Items from a data source
— START —
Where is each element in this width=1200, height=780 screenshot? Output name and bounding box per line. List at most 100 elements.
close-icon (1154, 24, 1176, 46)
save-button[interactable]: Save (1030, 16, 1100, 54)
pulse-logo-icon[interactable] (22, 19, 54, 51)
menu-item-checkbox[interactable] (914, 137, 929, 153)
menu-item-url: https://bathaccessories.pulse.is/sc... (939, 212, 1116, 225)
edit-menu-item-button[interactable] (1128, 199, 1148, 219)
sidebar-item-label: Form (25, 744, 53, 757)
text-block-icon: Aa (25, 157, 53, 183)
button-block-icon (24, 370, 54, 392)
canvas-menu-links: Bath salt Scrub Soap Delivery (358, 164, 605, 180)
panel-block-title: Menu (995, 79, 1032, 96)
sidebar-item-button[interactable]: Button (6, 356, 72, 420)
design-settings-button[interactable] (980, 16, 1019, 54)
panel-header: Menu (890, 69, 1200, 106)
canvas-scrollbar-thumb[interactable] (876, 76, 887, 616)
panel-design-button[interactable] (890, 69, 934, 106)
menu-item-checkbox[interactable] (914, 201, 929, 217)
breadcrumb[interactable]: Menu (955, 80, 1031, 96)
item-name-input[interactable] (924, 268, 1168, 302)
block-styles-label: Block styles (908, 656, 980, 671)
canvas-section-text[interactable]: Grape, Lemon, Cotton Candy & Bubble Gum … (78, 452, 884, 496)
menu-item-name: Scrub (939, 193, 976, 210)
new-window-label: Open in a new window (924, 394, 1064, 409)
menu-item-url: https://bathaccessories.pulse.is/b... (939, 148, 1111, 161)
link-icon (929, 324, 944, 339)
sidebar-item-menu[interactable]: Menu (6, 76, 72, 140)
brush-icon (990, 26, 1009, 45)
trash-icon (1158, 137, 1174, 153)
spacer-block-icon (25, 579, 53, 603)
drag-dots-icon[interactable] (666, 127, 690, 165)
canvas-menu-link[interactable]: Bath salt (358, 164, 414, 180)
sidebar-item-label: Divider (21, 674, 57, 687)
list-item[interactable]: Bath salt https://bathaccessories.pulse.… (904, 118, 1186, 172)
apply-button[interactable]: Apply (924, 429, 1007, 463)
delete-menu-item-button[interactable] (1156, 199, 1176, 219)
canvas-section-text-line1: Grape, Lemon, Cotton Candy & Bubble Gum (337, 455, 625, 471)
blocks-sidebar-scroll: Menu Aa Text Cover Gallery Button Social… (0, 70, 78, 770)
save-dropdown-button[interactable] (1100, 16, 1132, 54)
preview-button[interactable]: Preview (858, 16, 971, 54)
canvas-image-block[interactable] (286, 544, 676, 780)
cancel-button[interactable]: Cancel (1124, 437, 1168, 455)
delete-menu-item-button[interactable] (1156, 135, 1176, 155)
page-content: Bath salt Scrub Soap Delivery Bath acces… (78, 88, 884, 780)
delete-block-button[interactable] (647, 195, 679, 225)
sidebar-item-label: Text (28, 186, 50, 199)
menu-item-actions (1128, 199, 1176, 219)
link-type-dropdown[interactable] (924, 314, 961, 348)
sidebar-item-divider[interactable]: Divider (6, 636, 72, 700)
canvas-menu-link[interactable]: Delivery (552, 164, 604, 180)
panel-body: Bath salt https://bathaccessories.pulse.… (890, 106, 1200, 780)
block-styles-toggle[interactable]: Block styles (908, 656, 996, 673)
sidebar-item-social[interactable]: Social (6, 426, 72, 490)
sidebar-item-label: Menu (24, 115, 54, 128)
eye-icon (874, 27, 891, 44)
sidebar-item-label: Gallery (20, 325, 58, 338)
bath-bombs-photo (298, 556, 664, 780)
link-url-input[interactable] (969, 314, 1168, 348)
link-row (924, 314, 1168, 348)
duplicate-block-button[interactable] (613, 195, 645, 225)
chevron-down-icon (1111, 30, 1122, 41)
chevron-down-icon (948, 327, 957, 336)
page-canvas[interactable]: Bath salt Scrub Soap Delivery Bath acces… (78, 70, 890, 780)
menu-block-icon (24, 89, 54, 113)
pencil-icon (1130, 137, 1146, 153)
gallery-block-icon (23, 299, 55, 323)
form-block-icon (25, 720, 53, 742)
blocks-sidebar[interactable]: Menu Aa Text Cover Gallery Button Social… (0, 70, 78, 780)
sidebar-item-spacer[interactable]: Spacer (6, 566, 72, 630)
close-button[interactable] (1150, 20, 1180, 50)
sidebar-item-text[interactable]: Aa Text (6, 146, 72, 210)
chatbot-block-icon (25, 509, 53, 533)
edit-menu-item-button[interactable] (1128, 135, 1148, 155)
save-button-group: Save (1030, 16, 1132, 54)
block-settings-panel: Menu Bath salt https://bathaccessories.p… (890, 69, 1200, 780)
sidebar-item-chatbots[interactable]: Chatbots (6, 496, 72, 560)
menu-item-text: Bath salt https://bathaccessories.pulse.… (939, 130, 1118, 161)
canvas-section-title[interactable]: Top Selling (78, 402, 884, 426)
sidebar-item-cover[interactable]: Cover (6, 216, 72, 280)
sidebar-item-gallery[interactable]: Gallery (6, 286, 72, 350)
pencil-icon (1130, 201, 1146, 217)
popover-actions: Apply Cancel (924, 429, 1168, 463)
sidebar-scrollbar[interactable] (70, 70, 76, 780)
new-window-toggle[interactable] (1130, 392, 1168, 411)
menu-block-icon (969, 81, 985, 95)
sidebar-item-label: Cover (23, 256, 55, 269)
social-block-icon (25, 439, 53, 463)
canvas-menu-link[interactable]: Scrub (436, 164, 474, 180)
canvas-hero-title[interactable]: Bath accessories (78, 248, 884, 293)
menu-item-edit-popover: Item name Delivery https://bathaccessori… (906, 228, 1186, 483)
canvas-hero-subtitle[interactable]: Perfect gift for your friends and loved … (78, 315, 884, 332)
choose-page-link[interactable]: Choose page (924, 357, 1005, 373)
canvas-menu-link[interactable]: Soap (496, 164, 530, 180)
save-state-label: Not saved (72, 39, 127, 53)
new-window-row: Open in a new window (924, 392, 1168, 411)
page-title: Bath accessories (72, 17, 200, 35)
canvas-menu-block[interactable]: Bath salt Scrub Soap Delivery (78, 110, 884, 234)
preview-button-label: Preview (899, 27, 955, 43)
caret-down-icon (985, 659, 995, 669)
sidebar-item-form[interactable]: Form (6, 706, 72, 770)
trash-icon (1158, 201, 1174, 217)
— END —
Task instructions
Copy out the records from the very beginning through the line that contains "item-name-input[interactable] (924, 268, 1168, 302)", with both ends included.

Solution below
Where is each element in this width=1200, height=780 screenshot? Output name and bounding box per line. List at most 100 elements.
close-icon (1154, 24, 1176, 46)
save-button[interactable]: Save (1030, 16, 1100, 54)
pulse-logo-icon[interactable] (22, 19, 54, 51)
menu-item-checkbox[interactable] (914, 137, 929, 153)
menu-item-url: https://bathaccessories.pulse.is/sc... (939, 212, 1116, 225)
edit-menu-item-button[interactable] (1128, 199, 1148, 219)
sidebar-item-label: Form (25, 744, 53, 757)
text-block-icon: Aa (25, 157, 53, 183)
button-block-icon (24, 370, 54, 392)
canvas-menu-links: Bath salt Scrub Soap Delivery (358, 164, 605, 180)
panel-block-title: Menu (995, 79, 1032, 96)
sidebar-item-button[interactable]: Button (6, 356, 72, 420)
design-settings-button[interactable] (980, 16, 1019, 54)
panel-header: Menu (890, 69, 1200, 106)
canvas-scrollbar-thumb[interactable] (876, 76, 887, 616)
panel-design-button[interactable] (890, 69, 934, 106)
menu-item-checkbox[interactable] (914, 201, 929, 217)
breadcrumb[interactable]: Menu (955, 80, 1031, 96)
item-name-input[interactable] (924, 268, 1168, 302)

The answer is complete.